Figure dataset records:
===

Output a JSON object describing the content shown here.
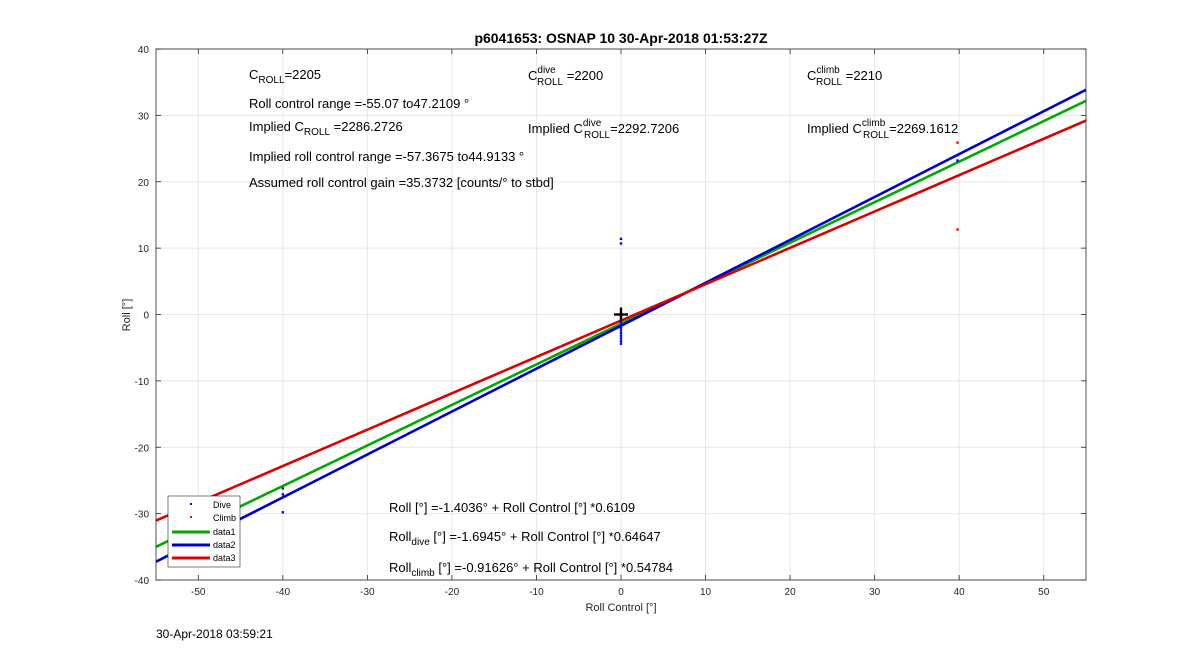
{
  "footer_timestamp": "30-Apr-2018 03:59:21",
  "chart_data": {
    "type": "scatter",
    "title": "p6041653: OSNAP 10 30-Apr-2018 01:53:27Z",
    "xlabel": "Roll Control [°]",
    "ylabel": "Roll [°]",
    "xlim": [
      -55,
      55
    ],
    "ylim": [
      -40,
      40
    ],
    "xticks": [
      -50,
      -40,
      -30,
      -20,
      -10,
      0,
      10,
      20,
      30,
      40,
      50
    ],
    "yticks": [
      -40,
      -30,
      -20,
      -10,
      0,
      10,
      20,
      30,
      40
    ],
    "grid": true,
    "legend_position": "bottom-left",
    "series": [
      {
        "name": "Dive",
        "kind": "points",
        "color": "#0000ff",
        "points": [
          [
            -40,
            -26.2
          ],
          [
            -40,
            -27.1
          ],
          [
            -40,
            -29.8
          ],
          [
            0,
            11.4
          ],
          [
            0,
            10.7
          ],
          [
            0,
            -1.2
          ],
          [
            0,
            -1.6
          ],
          [
            0,
            -2.0
          ],
          [
            0,
            -2.4
          ],
          [
            0,
            -2.8
          ],
          [
            0,
            -3.2
          ],
          [
            0,
            -3.6
          ],
          [
            0,
            -4.0
          ],
          [
            0,
            -4.4
          ],
          [
            39.8,
            23.2
          ],
          [
            39.8,
            24.0
          ]
        ]
      },
      {
        "name": "Climb",
        "kind": "points",
        "color": "#ff0000",
        "points": [
          [
            39.8,
            25.9
          ],
          [
            39.8,
            12.8
          ],
          [
            0,
            -0.2
          ],
          [
            0,
            0.2
          ]
        ]
      },
      {
        "name": "data1",
        "kind": "line",
        "color": "#00aa00",
        "intercept": -1.4036,
        "slope": 0.6109
      },
      {
        "name": "data2",
        "kind": "line",
        "color": "#0000cc",
        "intercept": -1.6945,
        "slope": 0.64647
      },
      {
        "name": "data3",
        "kind": "line",
        "color": "#dd0000",
        "intercept": -0.91626,
        "slope": 0.54784
      }
    ],
    "marker": {
      "x": 0,
      "y": 0,
      "symbol": "+"
    },
    "annotations": [
      {
        "id": "c_roll",
        "main": "C",
        "sub": "ROLL",
        "rest": "=2205"
      },
      {
        "id": "c_roll_dive",
        "main": "C",
        "sup": "dive",
        "sub": "ROLL",
        "rest": " =2200"
      },
      {
        "id": "c_roll_climb",
        "main": "C",
        "sup": "climb",
        "sub": "ROLL",
        "rest": " =2210"
      },
      {
        "id": "range",
        "text": "Roll control range =-55.07 to47.2109 °"
      },
      {
        "id": "impl_c",
        "pre": "Implied C",
        "sub": "ROLL",
        "rest": " =2286.2726"
      },
      {
        "id": "impl_c_dive",
        "pre": "Implied C",
        "sup": "dive",
        "sub": "ROLL",
        "rest": "=2292.7206"
      },
      {
        "id": "impl_c_climb",
        "pre": "Implied C",
        "sup": "climb",
        "sub": "ROLL",
        "rest": "=2269.1612"
      },
      {
        "id": "impl_range",
        "text": "Implied roll control range =-57.3675 to44.9133 °"
      },
      {
        "id": "gain",
        "text": "Assumed roll control gain =35.3732 [counts/° to stbd]"
      },
      {
        "id": "eq_all",
        "pre": "Roll [°] =-1.4036° + Roll Control [°] *0.6109"
      },
      {
        "id": "eq_dive",
        "pre": "Roll",
        "sub": "dive",
        "rest": " [°] =-1.6945° + Roll Control [°] *0.64647"
      },
      {
        "id": "eq_climb",
        "pre": "Roll",
        "sub": "climb",
        "rest": " [°] =-0.91626° + Roll Control [°] *0.54784"
      }
    ]
  }
}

===

* **What to work on**
Transcribe the material exactly, and leave out whatever pictures it holds.

* **The solution**
Output a JSON object describing the content shown here.
{
  "footer_timestamp": "30-Apr-2018 03:59:21",
  "chart_data": {
    "type": "scatter",
    "title": "p6041653: OSNAP 10 30-Apr-2018 01:53:27Z",
    "xlabel": "Roll Control [°]",
    "ylabel": "Roll [°]",
    "xlim": [
      -55,
      55
    ],
    "ylim": [
      -40,
      40
    ],
    "xticks": [
      -50,
      -40,
      -30,
      -20,
      -10,
      0,
      10,
      20,
      30,
      40,
      50
    ],
    "yticks": [
      -40,
      -30,
      -20,
      -10,
      0,
      10,
      20,
      30,
      40
    ],
    "grid": true,
    "legend_position": "bottom-left",
    "series": [
      {
        "name": "Dive",
        "kind": "points",
        "color": "#0000ff",
        "points": [
          [
            -40,
            -26.2
          ],
          [
            -40,
            -27.1
          ],
          [
            -40,
            -29.8
          ],
          [
            0,
            11.4
          ],
          [
            0,
            10.7
          ],
          [
            0,
            -1.2
          ],
          [
            0,
            -1.6
          ],
          [
            0,
            -2.0
          ],
          [
            0,
            -2.4
          ],
          [
            0,
            -2.8
          ],
          [
            0,
            -3.2
          ],
          [
            0,
            -3.6
          ],
          [
            0,
            -4.0
          ],
          [
            0,
            -4.4
          ],
          [
            39.8,
            23.2
          ],
          [
            39.8,
            24.0
          ]
        ]
      },
      {
        "name": "Climb",
        "kind": "points",
        "color": "#ff0000",
        "points": [
          [
            39.8,
            25.9
          ],
          [
            39.8,
            12.8
          ],
          [
            0,
            -0.2
          ],
          [
            0,
            0.2
          ]
        ]
      },
      {
        "name": "data1",
        "kind": "line",
        "color": "#00aa00",
        "intercept": -1.4036,
        "slope": 0.6109
      },
      {
        "name": "data2",
        "kind": "line",
        "color": "#0000cc",
        "intercept": -1.6945,
        "slope": 0.64647
      },
      {
        "name": "data3",
        "kind": "line",
        "color": "#dd0000",
        "intercept": -0.91626,
        "slope": 0.54784
      }
    ],
    "marker": {
      "x": 0,
      "y": 0,
      "symbol": "+"
    },
    "annotations": [
      {
        "id": "c_roll",
        "main": "C",
        "sub": "ROLL",
        "rest": "=2205"
      },
      {
        "id": "c_roll_dive",
        "main": "C",
        "sup": "dive",
        "sub": "ROLL",
        "rest": " =2200"
      },
      {
        "id": "c_roll_climb",
        "main": "C",
        "sup": "climb",
        "sub": "ROLL",
        "rest": " =2210"
      },
      {
        "id": "range",
        "text": "Roll control range =-55.07 to47.2109 °"
      },
      {
        "id": "impl_c",
        "pre": "Implied C",
        "sub": "ROLL",
        "rest": " =2286.2726"
      },
      {
        "id": "impl_c_dive",
        "pre": "Implied C",
        "sup": "dive",
        "sub": "ROLL",
        "rest": "=2292.7206"
      },
      {
        "id": "impl_c_climb",
        "pre": "Implied C",
        "sup": "climb",
        "sub": "ROLL",
        "rest": "=2269.1612"
      },
      {
        "id": "impl_range",
        "text": "Implied roll control range =-57.3675 to44.9133 °"
      },
      {
        "id": "gain",
        "text": "Assumed roll control gain =35.3732 [counts/° to stbd]"
      },
      {
        "id": "eq_all",
        "pre": "Roll [°] =-1.4036° + Roll Control [°] *0.6109"
      },
      {
        "id": "eq_dive",
        "pre": "Roll",
        "sub": "dive",
        "rest": " [°] =-1.6945° + Roll Control [°] *0.64647"
      },
      {
        "id": "eq_climb",
        "pre": "Roll",
        "sub": "climb",
        "rest": " [°] =-0.91626° + Roll Control [°] *0.54784"
      }
    ]
  }
}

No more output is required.